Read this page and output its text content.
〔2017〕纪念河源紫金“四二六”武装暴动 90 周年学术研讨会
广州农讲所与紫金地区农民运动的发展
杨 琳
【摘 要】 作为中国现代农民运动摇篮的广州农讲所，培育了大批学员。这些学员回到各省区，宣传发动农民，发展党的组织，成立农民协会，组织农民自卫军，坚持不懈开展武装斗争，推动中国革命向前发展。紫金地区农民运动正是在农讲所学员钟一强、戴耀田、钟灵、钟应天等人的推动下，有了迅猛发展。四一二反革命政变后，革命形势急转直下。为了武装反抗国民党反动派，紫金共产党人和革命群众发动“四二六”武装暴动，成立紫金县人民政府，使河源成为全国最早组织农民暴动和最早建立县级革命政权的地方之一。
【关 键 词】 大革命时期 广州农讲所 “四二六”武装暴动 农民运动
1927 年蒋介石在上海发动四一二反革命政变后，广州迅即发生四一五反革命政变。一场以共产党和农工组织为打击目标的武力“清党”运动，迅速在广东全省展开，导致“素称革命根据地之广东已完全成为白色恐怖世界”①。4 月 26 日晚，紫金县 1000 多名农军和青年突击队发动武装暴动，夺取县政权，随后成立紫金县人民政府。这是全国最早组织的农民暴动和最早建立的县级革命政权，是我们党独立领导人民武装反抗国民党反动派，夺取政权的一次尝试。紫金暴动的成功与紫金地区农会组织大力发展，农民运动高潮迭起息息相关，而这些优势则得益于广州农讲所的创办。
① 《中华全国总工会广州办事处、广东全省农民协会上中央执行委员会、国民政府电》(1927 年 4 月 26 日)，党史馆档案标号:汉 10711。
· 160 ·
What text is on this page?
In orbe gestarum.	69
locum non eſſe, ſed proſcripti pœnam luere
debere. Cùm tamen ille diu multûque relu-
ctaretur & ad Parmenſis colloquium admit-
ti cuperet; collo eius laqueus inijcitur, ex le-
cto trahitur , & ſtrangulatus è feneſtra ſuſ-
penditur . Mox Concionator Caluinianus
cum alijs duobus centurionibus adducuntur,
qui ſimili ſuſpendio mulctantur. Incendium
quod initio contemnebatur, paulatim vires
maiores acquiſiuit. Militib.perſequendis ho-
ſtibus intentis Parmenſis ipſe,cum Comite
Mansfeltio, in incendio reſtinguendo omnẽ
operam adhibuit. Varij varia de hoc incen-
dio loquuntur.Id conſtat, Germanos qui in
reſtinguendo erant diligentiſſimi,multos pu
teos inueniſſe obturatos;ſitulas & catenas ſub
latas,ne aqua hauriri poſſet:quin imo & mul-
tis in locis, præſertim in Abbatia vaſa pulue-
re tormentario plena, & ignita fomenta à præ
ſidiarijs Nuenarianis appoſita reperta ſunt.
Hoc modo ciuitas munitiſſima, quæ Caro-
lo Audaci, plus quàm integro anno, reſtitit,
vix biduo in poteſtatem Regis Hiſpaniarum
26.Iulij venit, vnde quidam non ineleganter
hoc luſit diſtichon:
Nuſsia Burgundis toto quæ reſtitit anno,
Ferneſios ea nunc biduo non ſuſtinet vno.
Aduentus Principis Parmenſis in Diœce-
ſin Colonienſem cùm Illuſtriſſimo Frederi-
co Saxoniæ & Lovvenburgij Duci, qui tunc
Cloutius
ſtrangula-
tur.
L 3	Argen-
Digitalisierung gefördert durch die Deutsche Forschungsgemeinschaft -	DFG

....

■ **WHAT THE TASK REQUIRES**: Reproduce the entries above in full by retyping them exactly.

■ **RESULT OF THE EXERCISE**:
Read this page and output its text content.
〔2017〕纪念河源紫金“四二六”武装暴动 90 周年学术研讨会
广州农讲所与紫金地区农民运动的发展
杨 琳
【摘 要】 作为中国现代农民运动摇篮的广州农讲所，培育了大批学员。这些学员回到各省区，宣传发动农民，发展党的组织，成立农民协会，组织农民自卫军，坚持不懈开展武装斗争，推动中国革命向前发展。紫金地区农民运动正是在农讲所学员钟一强、戴耀田、钟灵、钟应天等人的推动下，有了迅猛发展。四一二反革命政变后，革命形势急转直下。为了武装反抗国民党反动派，紫金共产党人和革命群众发动“四二六”武装暴动，成立紫金县人民政府，使河源成为全国最早组织农民暴动和最早建立县级革命政权的地方之一。
【关 键 词】 大革命时期 广州农讲所 “四二六”武装暴动 农民运动
1927 年蒋介石在上海发动四一二反革命政变后，广州迅即发生四一五反革命政变。一场以共产党和农工组织为打击目标的武力“清党”运动，迅速在广东全省展开，导致“素称革命根据地之广东已完全成为白色恐怖世界”①。4 月 26 日晚，紫金县 1000 多名农军和青年突击队发动武装暴动，夺取县政权，随后成立紫金县人民政府。这是全国最早组织的农民暴动和最早建立的县级革命政权，是我们党独立领导人民武装反抗国民党反动派，夺取政权的一次尝试。紫金暴动的成功与紫金地区农会组织大力发展，农民运动高潮迭起息息相关，而这些优势则得益于广州农讲所的创办。
① 《中华全国总工会广州办事处、广东全省农民协会上中央执行委员会、国民政府电》(1927 年 4 月 26 日)，党史馆档案标号:汉 10711。
· 160 ·
What text is on this page?
In orbe gestarum.	69
locum non eſſe, ſed proſcripti pœnam luere
debere. Cùm tamen ille diu multûque relu-
ctaretur & ad Parmenſis colloquium admit-
ti cuperet; collo eius laqueus inijcitur, ex le-
cto trahitur , & ſtrangulatus è feneſtra ſuſ-
penditur . Mox Concionator Caluinianus
cum alijs duobus centurionibus adducuntur,
qui ſimili ſuſpendio mulctantur. Incendium
quod initio contemnebatur, paulatim vires
maiores acquiſiuit. Militib.perſequendis ho-
ſtibus intentis Parmenſis ipſe,cum Comite
Mansfeltio, in incendio reſtinguendo omnẽ
operam adhibuit. Varij varia de hoc incen-
dio loquuntur.Id conſtat, Germanos qui in
reſtinguendo erant diligentiſſimi,multos pu
teos inueniſſe obturatos;ſitulas & catenas ſub
latas,ne aqua hauriri poſſet:quin imo & mul-
tis in locis, præſertim in Abbatia vaſa pulue-
re tormentario plena, & ignita fomenta à præ
ſidiarijs Nuenarianis appoſita reperta ſunt.
Hoc modo ciuitas munitiſſima, quæ Caro-
lo Audaci, plus quàm integro anno, reſtitit,
vix biduo in poteſtatem Regis Hiſpaniarum
26.Iulij venit, vnde quidam non ineleganter
hoc luſit diſtichon:
Nuſsia Burgundis toto quæ reſtitit anno,
Ferneſios ea nunc biduo non ſuſtinet vno.
Aduentus Principis Parmenſis in Diœce-
ſin Colonienſem cùm Illuſtriſſimo Frederi-
co Saxoniæ & Lovvenburgij Duci, qui tunc
Cloutius
ſtrangula-
tur.
L 3	Argen-
Digitalisierung gefördert durch die Deutsche Forschungsgemeinschaft -	DFG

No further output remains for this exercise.